(PROVIDED PASSAGE)
>>>>>

The HL Essay invites a sustained line of inquiry into one studied text—which sounds manageable until the text is a political speech, a front-page layout, or a hybrid media object. The default error is importing literary-essay logic: treating a speech like a short story, or a campaign artifact like a poem with extended themes. The result is inquiries that drift into context-heavy summary because the question doesn’t fit the text’s actual formal properties.

Start selection by asking whether the text’s specific form—its mode, register, audience design, and medium—generates a question that only makes sense for this kind of text. Frame the inquiry around what those formal properties construct: authority, credibility, ideological framing, audience positioning. Three scoping checks can prevent the most common selection errors. First, define the evidence set in a single sentence—one speech and its transcript, one designed front page, one tightly bounded mini-campaign—so quotation and analysis have a precise object. Second, run a quick evidence density test: in about ten minutes, can you identify 8–12 distinct, analyzable features—phrasing choices, layout zones, captions, voice shifts, credibility markers—that you could each discuss for effect? If the count falls short, the text is probably too thin. Third, check the scope balance: if your outline requires more background summary than formal analysis, narrow the object before committing to a question. These checks become faster and more reliable the more text types you’ve worked with—which is exactly why they depend on habits built well before the essay is due.

Year-Round Integration — Building Non-Literary Fluency

Each output in the cycle below is designed to mirror a specific analytical move the assessments reward. The point isn’t to accumulate reading hours—it’s to convert text-type exposure into the exact kind of transferable analytical work that Paper 1, the IO, and the HL Essay actually test.

  1. Choose one short non-literary text each week and rotate type deliberately (for example, advertisement, opinion piece, speech, front page, social post thread, documentary transcript) so you do not default to a single comfortable medium.

<<<<<

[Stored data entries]
>>>>>

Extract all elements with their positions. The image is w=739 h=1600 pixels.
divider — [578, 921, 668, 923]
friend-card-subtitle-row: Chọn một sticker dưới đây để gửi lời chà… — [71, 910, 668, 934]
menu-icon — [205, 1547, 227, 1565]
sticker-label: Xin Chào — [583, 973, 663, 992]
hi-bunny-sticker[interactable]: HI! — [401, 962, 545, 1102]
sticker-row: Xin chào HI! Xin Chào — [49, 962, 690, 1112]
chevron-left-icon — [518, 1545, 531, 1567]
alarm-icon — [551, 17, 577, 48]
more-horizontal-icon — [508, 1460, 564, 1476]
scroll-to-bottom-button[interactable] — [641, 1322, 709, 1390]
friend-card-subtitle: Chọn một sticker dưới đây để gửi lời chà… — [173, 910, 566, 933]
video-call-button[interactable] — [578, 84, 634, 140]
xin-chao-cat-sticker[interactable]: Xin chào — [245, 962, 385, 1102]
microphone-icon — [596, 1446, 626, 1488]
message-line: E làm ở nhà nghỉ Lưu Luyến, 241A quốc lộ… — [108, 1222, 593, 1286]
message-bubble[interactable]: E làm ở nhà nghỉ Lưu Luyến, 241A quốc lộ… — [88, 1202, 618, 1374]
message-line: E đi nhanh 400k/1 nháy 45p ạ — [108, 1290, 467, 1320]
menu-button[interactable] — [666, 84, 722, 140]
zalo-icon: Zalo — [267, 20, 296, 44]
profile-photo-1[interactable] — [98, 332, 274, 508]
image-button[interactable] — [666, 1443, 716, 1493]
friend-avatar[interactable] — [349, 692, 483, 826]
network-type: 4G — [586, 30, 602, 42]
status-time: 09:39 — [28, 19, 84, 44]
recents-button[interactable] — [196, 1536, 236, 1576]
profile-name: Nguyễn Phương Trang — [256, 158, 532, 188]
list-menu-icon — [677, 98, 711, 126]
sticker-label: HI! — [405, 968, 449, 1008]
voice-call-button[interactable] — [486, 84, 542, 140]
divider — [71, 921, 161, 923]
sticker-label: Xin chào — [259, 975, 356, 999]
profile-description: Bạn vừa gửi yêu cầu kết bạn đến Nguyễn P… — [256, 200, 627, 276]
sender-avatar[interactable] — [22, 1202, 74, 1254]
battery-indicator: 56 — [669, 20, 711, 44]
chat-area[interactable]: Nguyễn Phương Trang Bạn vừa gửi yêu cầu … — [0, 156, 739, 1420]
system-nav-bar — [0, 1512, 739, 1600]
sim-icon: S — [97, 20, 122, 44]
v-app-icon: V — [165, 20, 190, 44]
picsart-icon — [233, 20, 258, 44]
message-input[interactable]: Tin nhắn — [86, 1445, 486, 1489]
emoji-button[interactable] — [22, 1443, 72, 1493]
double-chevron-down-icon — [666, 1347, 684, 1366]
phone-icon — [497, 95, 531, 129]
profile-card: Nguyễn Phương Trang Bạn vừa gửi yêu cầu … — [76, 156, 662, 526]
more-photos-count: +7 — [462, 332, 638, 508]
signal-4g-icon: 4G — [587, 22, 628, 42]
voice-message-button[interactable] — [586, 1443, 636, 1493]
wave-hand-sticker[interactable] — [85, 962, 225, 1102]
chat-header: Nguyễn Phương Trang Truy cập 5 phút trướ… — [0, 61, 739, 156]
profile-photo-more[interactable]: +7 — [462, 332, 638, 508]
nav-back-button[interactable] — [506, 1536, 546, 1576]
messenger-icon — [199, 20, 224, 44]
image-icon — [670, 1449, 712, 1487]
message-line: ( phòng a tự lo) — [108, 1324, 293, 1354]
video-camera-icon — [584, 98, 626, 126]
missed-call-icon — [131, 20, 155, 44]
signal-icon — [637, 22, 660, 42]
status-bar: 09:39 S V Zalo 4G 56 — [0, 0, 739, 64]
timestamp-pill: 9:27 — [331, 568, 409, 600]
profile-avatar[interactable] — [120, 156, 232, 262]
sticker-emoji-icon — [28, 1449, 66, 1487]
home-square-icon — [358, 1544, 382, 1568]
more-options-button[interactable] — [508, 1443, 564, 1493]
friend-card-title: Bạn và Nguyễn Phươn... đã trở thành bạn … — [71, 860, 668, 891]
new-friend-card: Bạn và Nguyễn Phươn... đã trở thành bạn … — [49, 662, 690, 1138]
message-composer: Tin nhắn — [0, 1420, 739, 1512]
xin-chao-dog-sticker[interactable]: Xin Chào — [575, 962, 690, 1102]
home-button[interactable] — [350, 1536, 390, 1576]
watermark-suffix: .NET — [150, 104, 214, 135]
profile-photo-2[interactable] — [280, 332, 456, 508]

<<<<<

(WHAT THE EXERCISE ASKS)
In the text on choosing a text for the HL Essay, how many distinct features should the evidence density test turn up in about ten minutes?

(RESPONSE)
8–12 distinct, analyzable features.